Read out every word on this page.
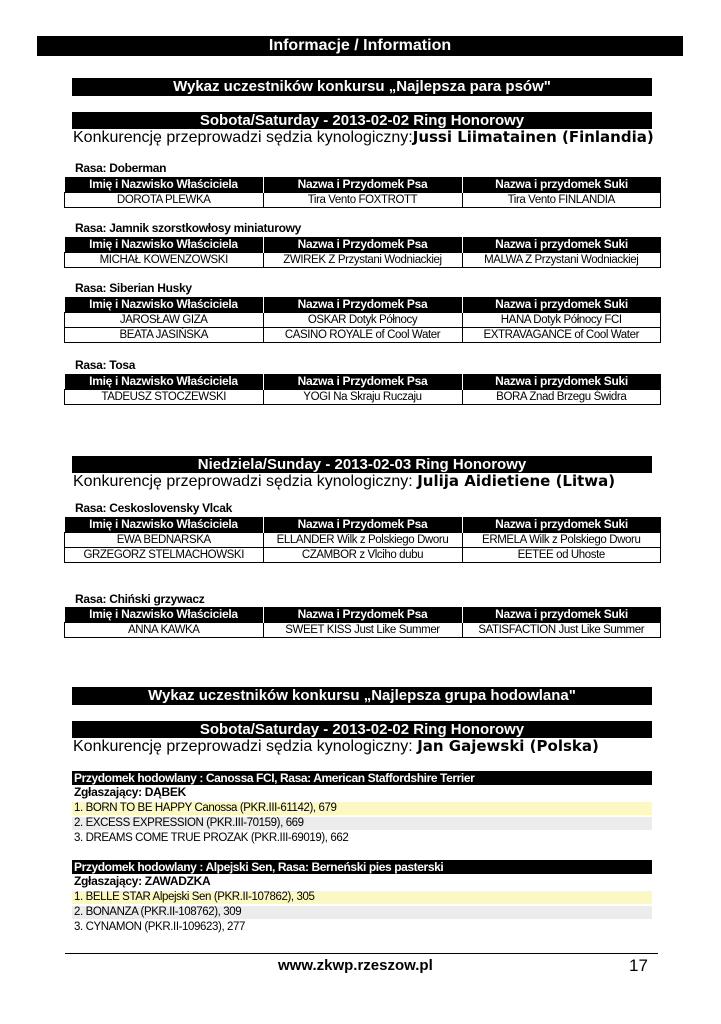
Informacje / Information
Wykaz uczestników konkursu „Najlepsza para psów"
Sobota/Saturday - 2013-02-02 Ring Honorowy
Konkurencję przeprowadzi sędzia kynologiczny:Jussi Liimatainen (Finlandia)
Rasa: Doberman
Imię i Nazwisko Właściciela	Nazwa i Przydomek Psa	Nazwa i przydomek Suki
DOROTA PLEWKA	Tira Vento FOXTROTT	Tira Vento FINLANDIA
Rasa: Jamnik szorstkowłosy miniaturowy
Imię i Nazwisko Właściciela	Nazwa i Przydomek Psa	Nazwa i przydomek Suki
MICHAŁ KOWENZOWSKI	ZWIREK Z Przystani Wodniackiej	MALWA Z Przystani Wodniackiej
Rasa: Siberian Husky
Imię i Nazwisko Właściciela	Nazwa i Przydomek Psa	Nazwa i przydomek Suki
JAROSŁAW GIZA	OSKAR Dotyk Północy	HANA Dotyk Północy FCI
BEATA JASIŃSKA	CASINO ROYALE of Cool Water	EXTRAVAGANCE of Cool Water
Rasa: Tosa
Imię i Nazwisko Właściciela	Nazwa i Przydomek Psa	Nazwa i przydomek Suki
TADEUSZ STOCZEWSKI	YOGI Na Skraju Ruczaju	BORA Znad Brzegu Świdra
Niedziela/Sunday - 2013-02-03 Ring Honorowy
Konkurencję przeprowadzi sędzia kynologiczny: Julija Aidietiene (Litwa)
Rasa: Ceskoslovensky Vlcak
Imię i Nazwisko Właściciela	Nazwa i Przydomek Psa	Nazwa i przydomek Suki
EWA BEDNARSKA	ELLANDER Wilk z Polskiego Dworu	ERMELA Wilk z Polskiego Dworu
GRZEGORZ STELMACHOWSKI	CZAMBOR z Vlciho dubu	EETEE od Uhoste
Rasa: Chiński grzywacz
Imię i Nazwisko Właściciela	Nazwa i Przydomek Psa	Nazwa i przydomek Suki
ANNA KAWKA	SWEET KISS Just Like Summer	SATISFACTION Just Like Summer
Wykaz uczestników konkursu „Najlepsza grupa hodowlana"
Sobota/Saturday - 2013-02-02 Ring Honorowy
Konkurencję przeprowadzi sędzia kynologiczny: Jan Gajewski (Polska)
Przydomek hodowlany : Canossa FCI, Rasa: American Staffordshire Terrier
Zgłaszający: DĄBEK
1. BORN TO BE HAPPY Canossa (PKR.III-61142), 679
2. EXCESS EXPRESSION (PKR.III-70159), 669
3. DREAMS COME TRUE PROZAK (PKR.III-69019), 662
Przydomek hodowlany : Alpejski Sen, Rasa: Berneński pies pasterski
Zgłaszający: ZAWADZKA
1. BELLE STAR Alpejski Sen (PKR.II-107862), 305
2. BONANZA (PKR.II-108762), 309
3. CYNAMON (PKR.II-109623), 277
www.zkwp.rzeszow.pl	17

...

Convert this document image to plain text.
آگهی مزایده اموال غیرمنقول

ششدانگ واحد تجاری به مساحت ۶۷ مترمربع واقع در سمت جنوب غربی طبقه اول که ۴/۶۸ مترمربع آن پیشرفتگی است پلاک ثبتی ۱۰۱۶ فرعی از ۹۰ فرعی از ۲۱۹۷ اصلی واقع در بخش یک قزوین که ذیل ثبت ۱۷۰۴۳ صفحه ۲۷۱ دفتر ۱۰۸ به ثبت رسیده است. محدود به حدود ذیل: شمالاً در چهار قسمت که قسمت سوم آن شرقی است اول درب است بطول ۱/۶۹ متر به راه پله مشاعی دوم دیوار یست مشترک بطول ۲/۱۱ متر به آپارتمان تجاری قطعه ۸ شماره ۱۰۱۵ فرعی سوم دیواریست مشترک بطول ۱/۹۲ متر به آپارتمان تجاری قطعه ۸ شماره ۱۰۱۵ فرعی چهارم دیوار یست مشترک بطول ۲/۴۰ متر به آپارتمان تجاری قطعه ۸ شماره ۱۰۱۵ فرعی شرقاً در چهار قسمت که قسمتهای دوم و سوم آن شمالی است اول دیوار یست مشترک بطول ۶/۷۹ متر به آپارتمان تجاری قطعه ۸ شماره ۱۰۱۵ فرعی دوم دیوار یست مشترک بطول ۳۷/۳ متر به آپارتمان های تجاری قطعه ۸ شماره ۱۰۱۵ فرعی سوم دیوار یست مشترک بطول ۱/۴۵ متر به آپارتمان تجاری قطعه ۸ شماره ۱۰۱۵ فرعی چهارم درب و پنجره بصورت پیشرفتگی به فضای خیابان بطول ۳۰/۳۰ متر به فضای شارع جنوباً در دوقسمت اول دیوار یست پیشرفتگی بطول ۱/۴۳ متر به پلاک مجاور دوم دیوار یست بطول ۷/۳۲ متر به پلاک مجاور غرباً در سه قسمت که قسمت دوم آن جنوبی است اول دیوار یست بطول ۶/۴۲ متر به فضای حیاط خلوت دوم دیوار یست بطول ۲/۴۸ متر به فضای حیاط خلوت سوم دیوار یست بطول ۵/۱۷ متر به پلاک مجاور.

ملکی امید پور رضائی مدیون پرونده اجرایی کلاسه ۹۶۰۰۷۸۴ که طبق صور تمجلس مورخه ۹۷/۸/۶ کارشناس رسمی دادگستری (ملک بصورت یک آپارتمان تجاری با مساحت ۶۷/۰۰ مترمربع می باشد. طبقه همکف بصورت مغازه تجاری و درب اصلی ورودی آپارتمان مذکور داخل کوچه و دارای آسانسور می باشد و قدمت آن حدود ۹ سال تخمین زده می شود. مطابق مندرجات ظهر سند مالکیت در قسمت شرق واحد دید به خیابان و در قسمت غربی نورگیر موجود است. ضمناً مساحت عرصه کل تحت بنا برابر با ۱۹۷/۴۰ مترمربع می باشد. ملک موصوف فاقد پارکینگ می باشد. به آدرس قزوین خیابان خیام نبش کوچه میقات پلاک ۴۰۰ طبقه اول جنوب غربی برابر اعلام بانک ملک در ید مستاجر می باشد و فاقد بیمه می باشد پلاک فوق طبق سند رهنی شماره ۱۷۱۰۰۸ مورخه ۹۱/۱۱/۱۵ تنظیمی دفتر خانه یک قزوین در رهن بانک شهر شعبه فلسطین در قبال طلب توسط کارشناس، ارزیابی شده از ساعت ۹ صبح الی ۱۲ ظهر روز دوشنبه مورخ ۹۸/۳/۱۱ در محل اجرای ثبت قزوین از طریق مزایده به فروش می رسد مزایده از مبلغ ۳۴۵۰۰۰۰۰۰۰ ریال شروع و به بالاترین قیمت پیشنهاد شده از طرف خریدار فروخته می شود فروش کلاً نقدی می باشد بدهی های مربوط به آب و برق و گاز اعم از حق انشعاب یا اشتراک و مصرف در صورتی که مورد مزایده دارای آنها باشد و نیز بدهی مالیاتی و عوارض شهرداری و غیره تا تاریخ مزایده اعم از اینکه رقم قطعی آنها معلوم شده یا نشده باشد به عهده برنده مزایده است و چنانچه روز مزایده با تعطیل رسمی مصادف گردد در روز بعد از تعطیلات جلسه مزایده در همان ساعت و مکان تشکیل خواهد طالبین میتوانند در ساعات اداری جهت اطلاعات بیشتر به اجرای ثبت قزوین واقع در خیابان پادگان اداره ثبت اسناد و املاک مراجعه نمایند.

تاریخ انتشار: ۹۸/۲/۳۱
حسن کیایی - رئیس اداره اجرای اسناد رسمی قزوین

:: Exercise instructions ::
Tally the lines above that contain the word "تاریخ", and reply with only the number.

:: Full response ::
2